• [Task statement]: Every record should be copied exactly, except that pictures are to be omitted.

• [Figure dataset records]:

◇ ◇ ◇ ◇ ◇

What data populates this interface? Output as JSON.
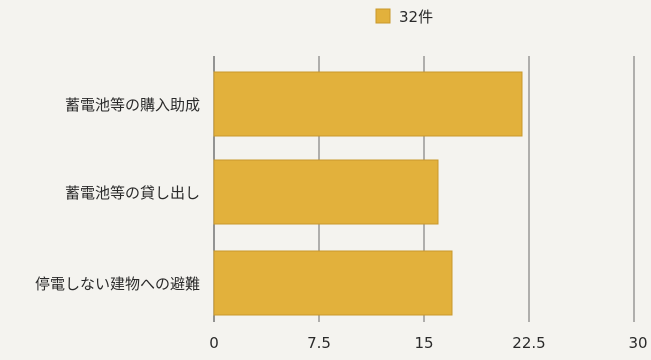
{
  "chart_data": {
    "type": "bar",
    "orientation": "horizontal",
    "categories": [
      "蓄電池等の購入助成",
      "蓄電池等の貸し出し",
      "停電しない建物への避難"
    ],
    "series": [
      {
        "name": "32件",
        "values": [
          22,
          16,
          17
        ]
      }
    ],
    "xlim": [
      0,
      30
    ],
    "xticks": [
      0,
      7.5,
      15,
      22.5,
      30
    ],
    "xtick_labels": [
      "0",
      "7.5",
      "15",
      "22.5",
      "30"
    ],
    "grid": true,
    "legend_position": "top"
  },
  "colors": {
    "bar": "#e2b13c",
    "bar_stroke": "#c9982b",
    "grid": "#6a6a6a",
    "text": "#2a2a2a",
    "background": "#f4f3ef"
  }
}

◇ ◇ ◇ ◇ ◇

• [Reply]:
What data populates this interface? Output as JSON.
{
  "chart_data": {
    "type": "bar",
    "orientation": "horizontal",
    "categories": [
      "蓄電池等の購入助成",
      "蓄電池等の貸し出し",
      "停電しない建物への避難"
    ],
    "series": [
      {
        "name": "32件",
        "values": [
          22,
          16,
          17
        ]
      }
    ],
    "xlim": [
      0,
      30
    ],
    "xticks": [
      0,
      7.5,
      15,
      22.5,
      30
    ],
    "xtick_labels": [
      "0",
      "7.5",
      "15",
      "22.5",
      "30"
    ],
    "grid": true,
    "legend_position": "top"
  },
  "colors": {
    "bar": "#e2b13c",
    "bar_stroke": "#c9982b",
    "grid": "#6a6a6a",
    "text": "#2a2a2a",
    "background": "#f4f3ef"
  }
}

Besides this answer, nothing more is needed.